(Data entries)
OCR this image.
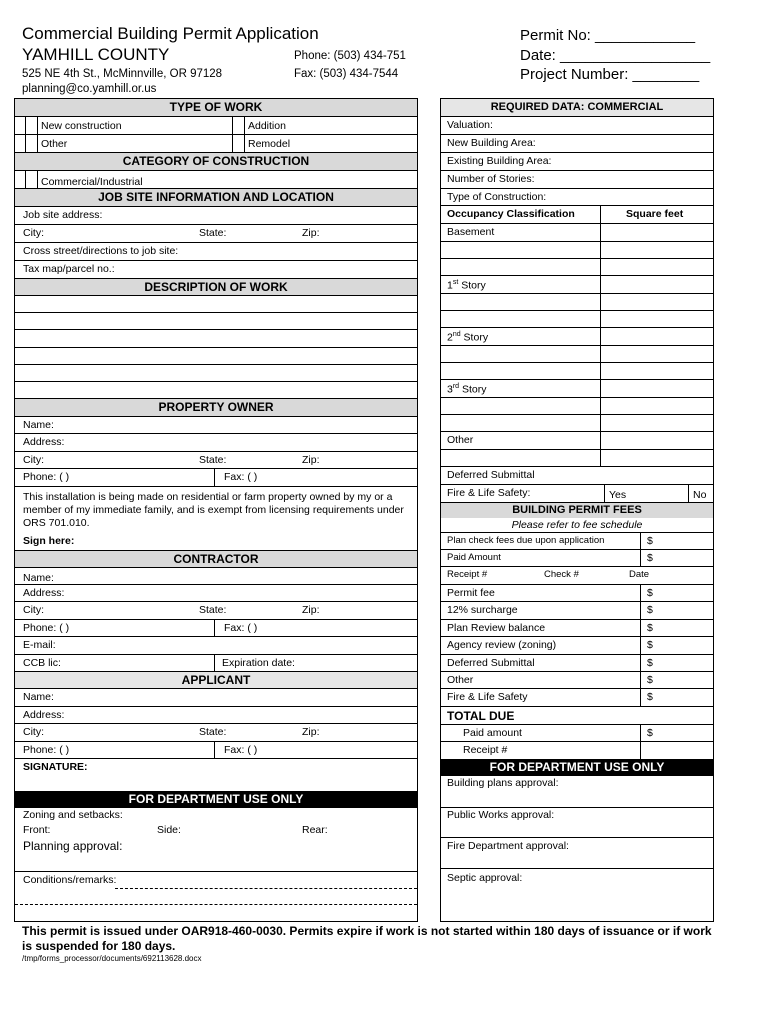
Commercial Building Permit Application
YAMHILL COUNTY
525 NE 4th St., McMinnville, OR 97128
planning@co.yamhill.or.us
Phone: (503) 434-751
Fax: (503) 434-7544
Permit No: ____________
Date: __________________
Project Number: ________
TYPE OF WORK
New construction	Addition
Other	Remodel
CATEGORY OF CONSTRUCTION
Commercial/Industrial
JOB SITE INFORMATION AND LOCATION
Job site address:
City:	State:	Zip:
Cross street/directions to job site:
Tax map/parcel no.:
DESCRIPTION OF WORK
PROPERTY OWNER
Name:
Address:
City:	State:	Zip:
Phone: ( )	Fax: ( )
This installation is being made on residential or farm property owned by my or a member of my immediate family, and is exempt from licensing requirements under ORS 701.010.
Sign here:
CONTRACTOR
Name:
Address:
City:	State:	Zip:
Phone: ( )	Fax: ( )
E-mail:
CCB lic:	Expiration date:
APPLICANT
Name:
Address:
City:	State:	Zip:
Phone: ( )	Fax: ( )
SIGNATURE:
FOR DEPARTMENT USE ONLY
Zoning and setbacks:
Front:	Side:	Rear:
Planning approval:
Conditions/remarks:
REQUIRED DATA: COMMERCIAL
Valuation:
New Building Area:
Existing Building Area:
Number of Stories:
Type of Construction:
Occupancy Classification	Square feet
Basement
1st Story
2nd Story
3rd Story
Other
Deferred Submittal
Fire & Life Safety:	Yes	No
BUILDING PERMIT FEES
Please refer to fee schedule
Plan check fees due upon application	$
Paid Amount	$
Receipt #	Check #	Date
TOTAL DUE
Paid amount	$
Receipt #
FOR DEPARTMENT USE ONLY
Building plans approval:
Public Works approval:
Fire Department approval:
Septic approval:
Permit fee	$
12% surcharge	$
Plan Review balance	$
Agency review (zoning)	$
Deferred Submittal	$
Other	$
Fire & Life Safety	$
This permit is issued under OAR918-460-0030. Permits expire if work is not started within 180 days of issuance or if work is suspended for 180 days.
/tmp/forms_processor/documents/692113628.docx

-- YOUR GOAL --
Look through the data and show every line containing "approval".

-- SOLUTION FOR THIS PROBLEM --
Planning approval:
Building plans approval:
Public Works approval:
Fire Department approval:
Septic approval:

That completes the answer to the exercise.